▶ _PROBLEM DESCRIPTION_
Records follow. Copy every line with "counseling".
-- start of PROVIDED RECORDS --
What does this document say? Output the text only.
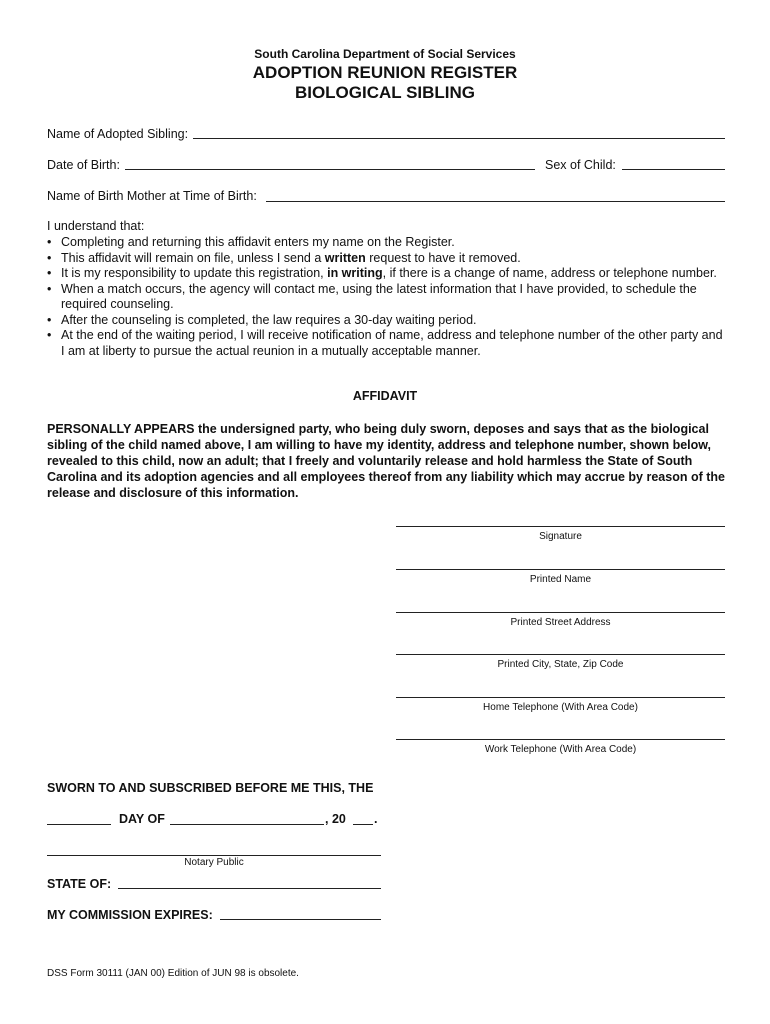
South Carolina Department of Social Services
ADOPTION REUNION REGISTER
BIOLOGICAL SIBLING
Name of Adopted Sibling:
Date of Birth:	Sex of Child:
Name of Birth Mother at Time of Birth:
I understand that:
• Completing and returning this affidavit enters my name on the Register.
• This affidavit will remain on file, unless I send a written request to have it removed.
• It is my responsibility to update this registration, in writing, if there is a change of name, address or telephone number.
• When a match occurs, the agency will contact me, using the latest information that I have provided, to schedule the required counseling.
• After the counseling is completed, the law requires a 30-day waiting period.
• At the end of the waiting period, I will receive notification of name, address and telephone number of the other party and I am at liberty to pursue the actual reunion in a mutually acceptable manner.
AFFIDAVIT
PERSONALLY APPEARS the undersigned party, who being duly sworn, deposes and says that as the biological sibling of the child named above, I am willing to have my identity, address and telephone number, shown below, revealed to this child, now an adult; that I freely and voluntarily release and hold harmless the State of South Carolina and its adoption agencies and all employees thereof from any liability which may accrue by reason of the release and disclosure of this information.
Signature
Printed Name
Printed Street Address
Printed City, State, Zip Code
Home Telephone (With Area Code)
Work Telephone (With Area Code)
SWORN TO AND SUBSCRIBED BEFORE ME THIS, THE
DAY OF	, 20 .
Notary Public
STATE OF:
MY COMMISSION EXPIRES:
DSS Form 30111 (JAN 00) Edition of JUN 98 is obsolete.
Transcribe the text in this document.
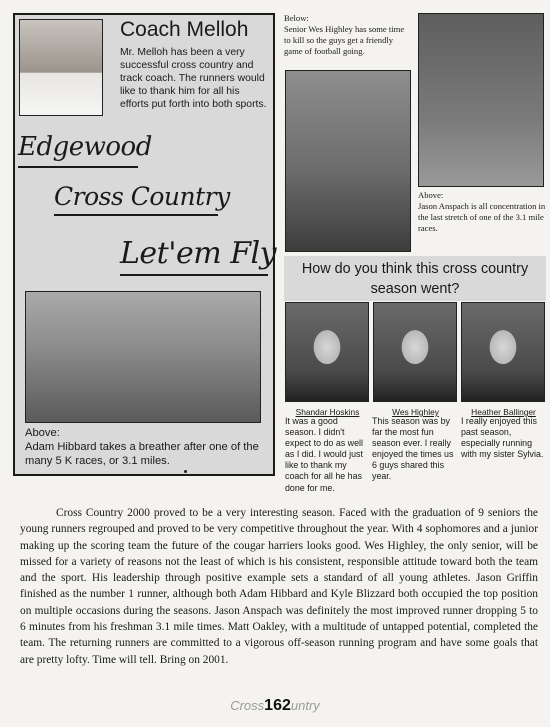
Coach Melloh
Mr. Melloh has been a very successful cross country and track coach. The runners would like to thank him for all his efforts put forth into both sports.
Edgewood
Cross Country
Let'em Fly
Above:
Adam Hibbard takes a breather after one of the many 5 K races, or 3.1 miles.
Below:
Senior Wes Highley has some time to kill so the guys get a friendly game of football going.
Above:
Jason Anspach is all concentration in the last stretch of one of the 3.1 mile races.
How do you think this cross country season went?
Shandar Hoskins	Wes Highley	Heather Ballinger
It was a good season. I didn't expect to do as well as I did. I would just like to thank my coach for all he has done for me.
This season was by far the most fun season ever. I really enjoyed the times us 6 guys shared this year.
I really enjoyed this past season, especially running with my sister Sylvia.
Cross Country 2000 proved to be a very interesting season. Faced with the graduation of 9 seniors the young runners regrouped and proved to be very competitive throughout the year. With 4 sophomores and a junior making up the scoring team the future of the cougar harriers looks good. Wes Highley, the only senior, will be missed for a variety of reasons not the least of which is his consistent, responsible attitude toward both the team and the sport. His leadership through positive example sets a standard of all young athletes. Jason Griffin finished as the number 1 runner, although both Adam Hibbard and Kyle Blizzard both occupied the top position on multiple occasions during the seasons. Jason Anspach was definitely the most improved runner dropping 5 to 6 minutes from his freshman 3.1 mile times. Matt Oakley, with a multitude of untapped potential, completed the team. The returning runners are committed to a vigorous off-season running program and have some goals that are pretty lofty. Time will tell. Bring on 2001.
Cross162untry
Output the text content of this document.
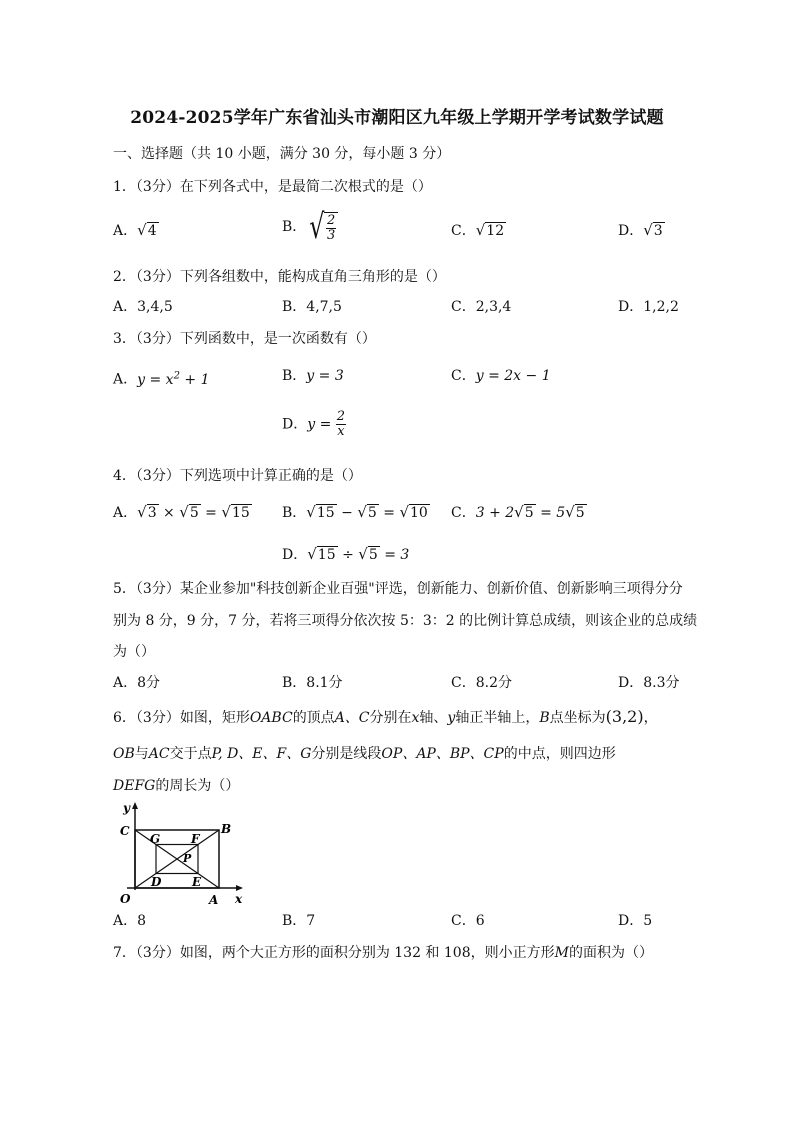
2024-2025学年广东省汕头市潮阳区九年级上学期开学考试数学试题
一、选择题（共 10 小题，满分 30 分，每小题 3 分）
1．（3分）在下列各式中，是最简二次根式的是（）
A．√4	B． √ $\frac{2}{3}$	C．√12	D．√3
2．（3分）下列各组数中，能构成直角三角形的是（）
A．3,4,5	B．4,7,5	C．2,3,4	D．1,2,2
3．（3分）下列函数中，是一次函数有（）
A．$y = x^2 + 1$	B．y = 3	C．y = 2x − 1
D．$y = \frac{2}{x}$
4．（3分）下列选项中计算正确的是（）
A．√3 × √5 = √15 B．√15 − √5 = √10 C．3 + 2√5 = 5√5
D．√15 ÷ √5 = 3
5．（3分）某企业参加"科技创新企业百强"评选，创新能力、创新价值、创新影响三项得分分
别为 8 分，9 分，7 分，若将三项得分依次按 5：3：2 的比例计算总成绩，则该企业的总成绩
为（）
A．8分	B．8.1分	C．8.2分	D．8.3分
6．（3分）如图，矩形OABC的顶点A、C分别在x轴、y轴正半轴上，B点坐标为(3,2)，
OB与AC交于点P, D、E、F、G分别是线段OP、AP、BP、CP的中点，则四边形
DEFG的周长为（）
y
x
C	B
G	F
P
O
D	E
A
A．8	B．7	C．6	D．5
7．（3分）如图，两个大正方形的面积分别为 132 和 108，则小正方形M的面积为（）
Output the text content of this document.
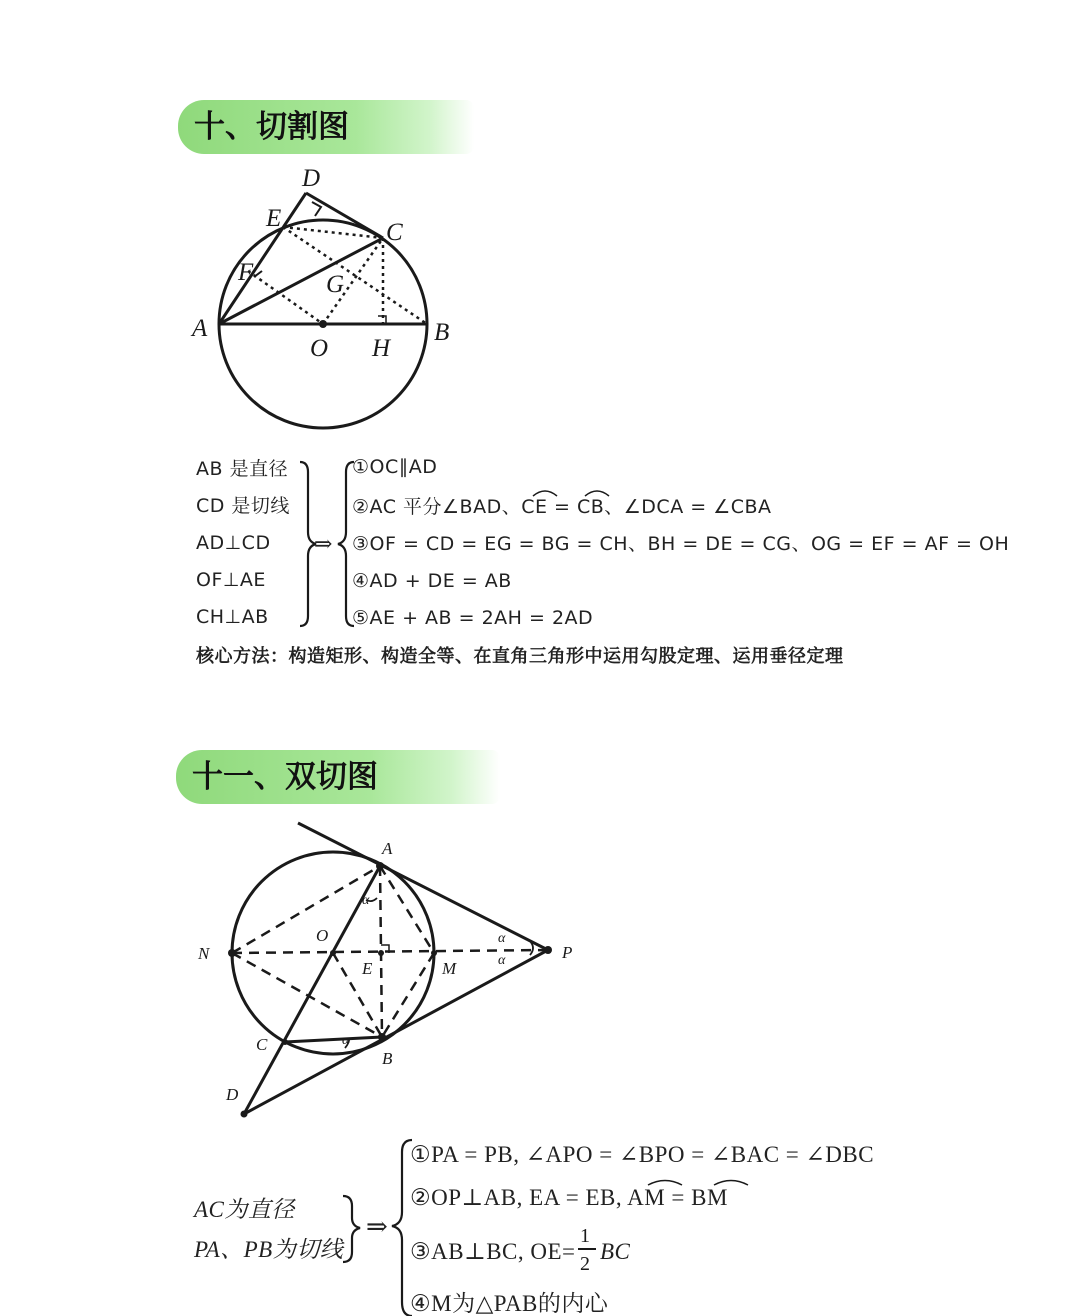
十、切割图
D
E
C
F	G
A
O H
B
AB 是直径
CD 是切线
AD⊥CD
OF⊥AE
CH⊥AB
⇒
①OC∥AD
②AC 平分∠BAD、CE = CB、∠DCA = ∠CBA
③OF = CD = EG = BG = CH、BH = DE = CG、OG = EF = AF = OH
④AD + DE = AB
⑤AE + AB = 2AH = 2AD
核心方法：构造矩形、构造全等、在直角三角形中运用勾股定理、运用垂径定理
十一、双切图
A
N
O
E	M
P
C
B
D
α
α
α
α
AC为直径
PA、PB为切线
⇒
①PA = PB, ∠APO = ∠BPO = ∠BAC = ∠DBC
②OP⊥AB, EA = EB, AM = BM
③AB⊥BC, OE=
1
2 BC
④M为△PAB的内心
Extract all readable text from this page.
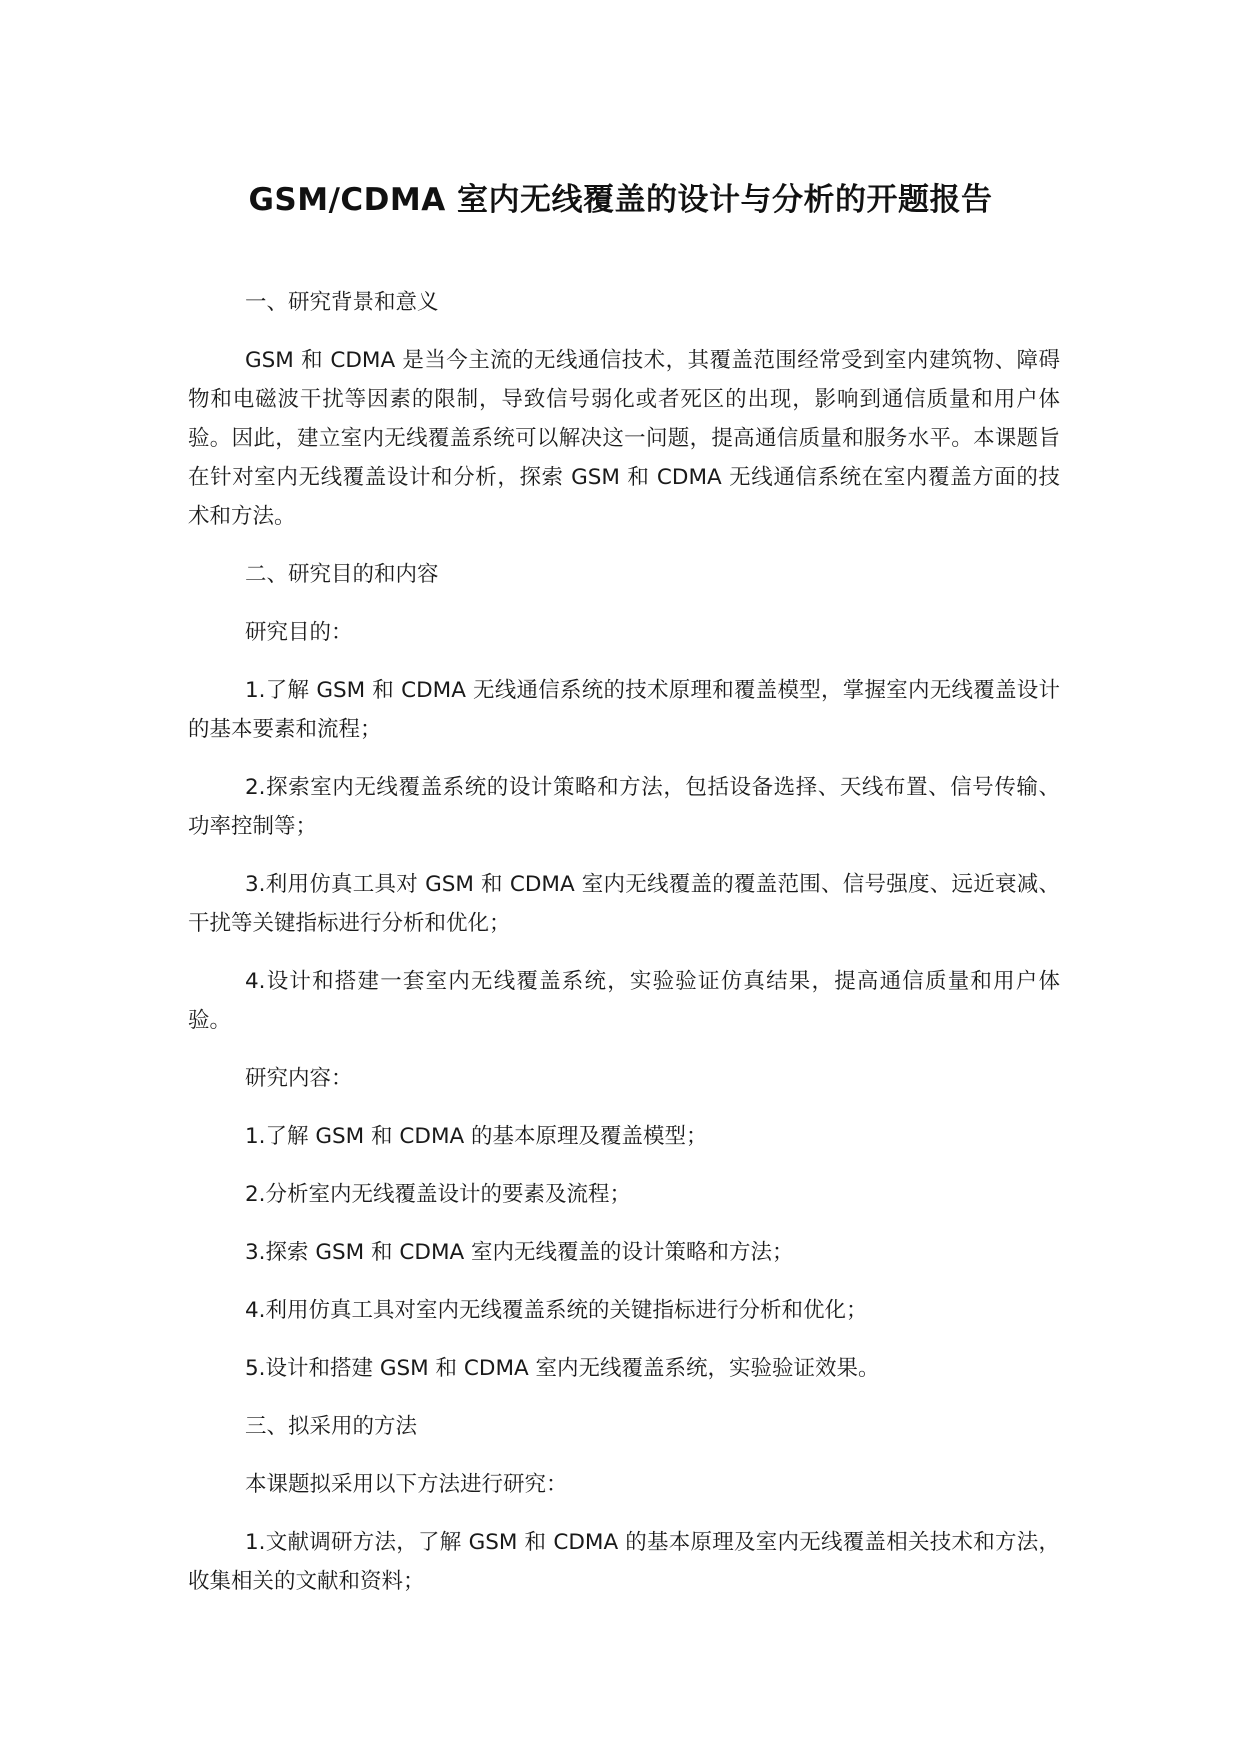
GSM/CDMA 室内无线覆盖的设计与分析的开题报告

一、研究背景和意义

GSM 和 CDMA 是当今主流的无线通信技术，其覆盖范围经常受到室内建筑物、障碍物和电磁波干扰等因素的限制，导致信号弱化或者死区的出现，影响到通信质量和用户体验。因此，建立室内无线覆盖系统可以解决这一问题，提高通信质量和服务水平。本课题旨在针对室内无线覆盖设计和分析，探索 GSM 和 CDMA 无线通信系统在室内覆盖方面的技术和方法。

二、研究目的和内容

研究目的：

1.了解 GSM 和 CDMA 无线通信系统的技术原理和覆盖模型，掌握室内无线覆盖设计的基本要素和流程；

2.探索室内无线覆盖系统的设计策略和方法，包括设备选择、天线布置、信号传输、功率控制等；

3.利用仿真工具对 GSM 和 CDMA 室内无线覆盖的覆盖范围、信号强度、远近衰减、干扰等关键指标进行分析和优化；

4.设计和搭建一套室内无线覆盖系统，实验验证仿真结果，提高通信质量和用户体验。

研究内容：

1.了解 GSM 和 CDMA 的基本原理及覆盖模型；

2.分析室内无线覆盖设计的要素及流程；

3.探索 GSM 和 CDMA 室内无线覆盖的设计策略和方法；

4.利用仿真工具对室内无线覆盖系统的关键指标进行分析和优化；

5.设计和搭建 GSM 和 CDMA 室内无线覆盖系统，实验验证效果。

三、拟采用的方法

本课题拟采用以下方法进行研究：

1.文献调研方法，了解 GSM 和 CDMA 的基本原理及室内无线覆盖相关技术和方法，收集相关的文献和资料；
-- end of PROVIDED RECORDS --
▶ _TASK RESPONSE_
• When a match occurs, the agency will contact me, using the latest information that I have provided, to schedule the required counseling.
• After the counseling is completed, the law requires a 30-day waiting period.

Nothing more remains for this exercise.